— Start of Raw data —

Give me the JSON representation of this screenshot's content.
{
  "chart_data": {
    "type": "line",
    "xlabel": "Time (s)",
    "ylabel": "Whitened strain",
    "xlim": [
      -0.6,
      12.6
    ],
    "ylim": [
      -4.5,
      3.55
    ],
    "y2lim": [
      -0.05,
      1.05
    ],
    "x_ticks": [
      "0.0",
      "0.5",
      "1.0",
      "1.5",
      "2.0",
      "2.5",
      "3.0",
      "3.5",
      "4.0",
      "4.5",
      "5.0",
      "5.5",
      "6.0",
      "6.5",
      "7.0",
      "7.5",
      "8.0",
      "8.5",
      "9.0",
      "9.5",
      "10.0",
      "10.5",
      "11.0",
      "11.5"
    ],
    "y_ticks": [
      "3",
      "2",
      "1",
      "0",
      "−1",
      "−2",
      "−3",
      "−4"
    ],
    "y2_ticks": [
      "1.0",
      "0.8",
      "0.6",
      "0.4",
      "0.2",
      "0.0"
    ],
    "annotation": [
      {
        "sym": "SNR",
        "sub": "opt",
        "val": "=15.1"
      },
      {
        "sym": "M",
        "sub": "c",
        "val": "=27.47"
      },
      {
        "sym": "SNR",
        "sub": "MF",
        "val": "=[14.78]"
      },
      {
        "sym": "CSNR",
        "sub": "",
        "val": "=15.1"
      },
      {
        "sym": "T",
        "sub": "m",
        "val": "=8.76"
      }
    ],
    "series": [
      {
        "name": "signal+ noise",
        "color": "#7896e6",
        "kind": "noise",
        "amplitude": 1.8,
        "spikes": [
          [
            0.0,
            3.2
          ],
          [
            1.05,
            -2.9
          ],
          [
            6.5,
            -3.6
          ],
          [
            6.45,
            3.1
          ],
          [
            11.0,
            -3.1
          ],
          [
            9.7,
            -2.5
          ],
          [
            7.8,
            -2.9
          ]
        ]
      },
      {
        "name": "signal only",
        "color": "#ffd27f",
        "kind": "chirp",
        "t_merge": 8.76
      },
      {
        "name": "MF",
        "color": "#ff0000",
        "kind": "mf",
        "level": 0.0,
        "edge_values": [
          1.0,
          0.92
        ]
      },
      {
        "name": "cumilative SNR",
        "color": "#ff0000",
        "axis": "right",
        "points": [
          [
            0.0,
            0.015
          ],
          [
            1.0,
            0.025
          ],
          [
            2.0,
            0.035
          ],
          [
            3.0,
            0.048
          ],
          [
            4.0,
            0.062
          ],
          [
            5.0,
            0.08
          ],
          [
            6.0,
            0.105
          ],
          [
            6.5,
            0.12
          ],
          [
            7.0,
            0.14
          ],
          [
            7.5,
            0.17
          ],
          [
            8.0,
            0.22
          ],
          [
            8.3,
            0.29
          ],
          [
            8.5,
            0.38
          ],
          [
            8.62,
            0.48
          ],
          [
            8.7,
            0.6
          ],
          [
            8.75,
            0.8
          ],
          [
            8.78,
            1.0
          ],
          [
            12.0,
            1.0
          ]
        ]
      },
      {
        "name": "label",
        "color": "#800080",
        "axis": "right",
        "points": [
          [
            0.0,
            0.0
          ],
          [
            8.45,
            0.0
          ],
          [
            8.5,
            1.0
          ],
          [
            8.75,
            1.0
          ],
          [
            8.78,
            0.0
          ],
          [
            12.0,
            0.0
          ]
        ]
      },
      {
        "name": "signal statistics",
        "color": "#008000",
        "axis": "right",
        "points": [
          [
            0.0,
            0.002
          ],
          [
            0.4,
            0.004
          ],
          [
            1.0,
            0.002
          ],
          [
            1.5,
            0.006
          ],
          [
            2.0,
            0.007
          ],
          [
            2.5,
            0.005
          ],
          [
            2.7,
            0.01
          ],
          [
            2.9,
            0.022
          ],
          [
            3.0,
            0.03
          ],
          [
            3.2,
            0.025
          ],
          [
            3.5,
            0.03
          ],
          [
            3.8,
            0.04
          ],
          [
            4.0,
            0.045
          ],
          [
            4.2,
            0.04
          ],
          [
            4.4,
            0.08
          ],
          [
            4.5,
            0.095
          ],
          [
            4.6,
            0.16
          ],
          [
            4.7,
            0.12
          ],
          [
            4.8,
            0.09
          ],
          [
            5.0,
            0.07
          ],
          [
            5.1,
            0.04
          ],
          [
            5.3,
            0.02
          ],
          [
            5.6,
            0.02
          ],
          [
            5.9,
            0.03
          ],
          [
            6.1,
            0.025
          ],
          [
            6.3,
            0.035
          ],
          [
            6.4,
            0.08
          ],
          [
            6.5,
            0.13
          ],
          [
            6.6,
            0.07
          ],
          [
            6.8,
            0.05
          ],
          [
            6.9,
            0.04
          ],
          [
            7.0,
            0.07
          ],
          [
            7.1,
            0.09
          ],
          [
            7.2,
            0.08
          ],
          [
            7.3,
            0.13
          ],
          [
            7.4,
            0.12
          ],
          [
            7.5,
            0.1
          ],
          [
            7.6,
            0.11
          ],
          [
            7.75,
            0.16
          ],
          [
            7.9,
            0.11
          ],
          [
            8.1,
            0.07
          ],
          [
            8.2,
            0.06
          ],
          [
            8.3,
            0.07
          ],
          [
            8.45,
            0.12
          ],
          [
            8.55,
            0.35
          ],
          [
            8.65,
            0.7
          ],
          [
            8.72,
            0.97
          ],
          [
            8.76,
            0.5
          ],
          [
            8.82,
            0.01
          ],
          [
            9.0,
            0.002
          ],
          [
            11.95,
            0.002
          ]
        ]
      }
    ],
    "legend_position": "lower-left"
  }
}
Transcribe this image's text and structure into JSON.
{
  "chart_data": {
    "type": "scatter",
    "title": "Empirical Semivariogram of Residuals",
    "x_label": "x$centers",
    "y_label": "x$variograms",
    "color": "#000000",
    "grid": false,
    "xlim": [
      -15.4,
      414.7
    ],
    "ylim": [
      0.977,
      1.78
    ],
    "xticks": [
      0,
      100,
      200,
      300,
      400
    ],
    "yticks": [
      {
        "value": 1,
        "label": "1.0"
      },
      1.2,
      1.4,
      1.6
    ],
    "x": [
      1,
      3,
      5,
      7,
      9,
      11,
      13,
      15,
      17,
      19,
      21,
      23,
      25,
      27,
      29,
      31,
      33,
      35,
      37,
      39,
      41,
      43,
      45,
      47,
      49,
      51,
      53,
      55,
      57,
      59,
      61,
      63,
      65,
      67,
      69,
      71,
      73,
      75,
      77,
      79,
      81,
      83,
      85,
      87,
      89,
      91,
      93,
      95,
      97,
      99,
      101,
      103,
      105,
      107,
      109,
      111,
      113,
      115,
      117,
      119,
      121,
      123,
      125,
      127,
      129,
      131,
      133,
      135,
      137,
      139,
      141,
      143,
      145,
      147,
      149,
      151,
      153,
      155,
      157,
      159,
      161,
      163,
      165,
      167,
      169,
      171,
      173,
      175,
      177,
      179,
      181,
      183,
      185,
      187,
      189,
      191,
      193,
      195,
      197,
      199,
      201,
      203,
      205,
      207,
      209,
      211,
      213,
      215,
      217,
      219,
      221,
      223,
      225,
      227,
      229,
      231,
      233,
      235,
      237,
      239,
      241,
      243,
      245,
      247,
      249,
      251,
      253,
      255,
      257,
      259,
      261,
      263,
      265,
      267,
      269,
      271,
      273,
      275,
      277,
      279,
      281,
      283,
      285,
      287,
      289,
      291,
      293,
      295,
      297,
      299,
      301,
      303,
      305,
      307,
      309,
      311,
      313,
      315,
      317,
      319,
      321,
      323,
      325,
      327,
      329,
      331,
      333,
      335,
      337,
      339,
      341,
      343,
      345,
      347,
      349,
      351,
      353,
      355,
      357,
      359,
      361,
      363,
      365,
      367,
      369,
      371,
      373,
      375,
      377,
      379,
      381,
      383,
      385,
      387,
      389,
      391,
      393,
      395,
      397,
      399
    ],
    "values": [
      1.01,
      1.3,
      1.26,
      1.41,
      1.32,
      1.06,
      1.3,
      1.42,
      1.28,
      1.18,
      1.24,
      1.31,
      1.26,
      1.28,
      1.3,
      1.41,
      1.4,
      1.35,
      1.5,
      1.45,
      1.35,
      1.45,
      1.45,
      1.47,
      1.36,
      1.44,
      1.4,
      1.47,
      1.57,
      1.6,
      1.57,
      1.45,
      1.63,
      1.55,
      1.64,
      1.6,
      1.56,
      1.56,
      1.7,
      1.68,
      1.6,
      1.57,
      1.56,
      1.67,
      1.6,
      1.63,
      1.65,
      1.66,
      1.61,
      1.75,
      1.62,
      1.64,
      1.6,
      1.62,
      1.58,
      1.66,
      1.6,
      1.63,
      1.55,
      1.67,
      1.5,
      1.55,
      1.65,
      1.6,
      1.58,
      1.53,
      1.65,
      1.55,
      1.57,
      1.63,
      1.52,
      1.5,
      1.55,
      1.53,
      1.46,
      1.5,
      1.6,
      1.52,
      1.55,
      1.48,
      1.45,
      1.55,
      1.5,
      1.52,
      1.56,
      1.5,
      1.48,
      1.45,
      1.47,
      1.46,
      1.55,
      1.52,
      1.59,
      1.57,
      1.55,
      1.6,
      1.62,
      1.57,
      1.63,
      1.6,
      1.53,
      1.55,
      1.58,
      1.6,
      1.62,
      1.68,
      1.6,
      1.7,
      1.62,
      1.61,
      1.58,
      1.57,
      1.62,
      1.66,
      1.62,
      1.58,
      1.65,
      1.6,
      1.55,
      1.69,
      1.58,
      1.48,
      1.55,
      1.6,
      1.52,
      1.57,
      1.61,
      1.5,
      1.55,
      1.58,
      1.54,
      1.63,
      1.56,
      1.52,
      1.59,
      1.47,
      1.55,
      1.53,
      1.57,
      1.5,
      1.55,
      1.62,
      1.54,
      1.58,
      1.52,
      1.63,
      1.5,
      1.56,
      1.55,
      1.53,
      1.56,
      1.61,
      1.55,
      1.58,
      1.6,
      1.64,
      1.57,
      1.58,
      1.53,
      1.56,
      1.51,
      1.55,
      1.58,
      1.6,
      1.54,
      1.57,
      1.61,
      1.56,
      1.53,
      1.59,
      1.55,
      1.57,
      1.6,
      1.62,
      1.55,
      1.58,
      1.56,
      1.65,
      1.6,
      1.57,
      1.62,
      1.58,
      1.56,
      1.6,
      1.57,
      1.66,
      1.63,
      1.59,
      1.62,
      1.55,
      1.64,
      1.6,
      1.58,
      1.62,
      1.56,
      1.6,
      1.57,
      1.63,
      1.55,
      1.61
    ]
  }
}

— End of Raw data —

Exercise: All lines of the data above that include the word "color" must be shown.

The reply:
        "color": "#7896e6",
        "color": "#ffd27f",
        "color": "#ff0000",
        "color": "#ff0000",
        "color": "#800080",
        "color": "#008000",
    "color": "#000000",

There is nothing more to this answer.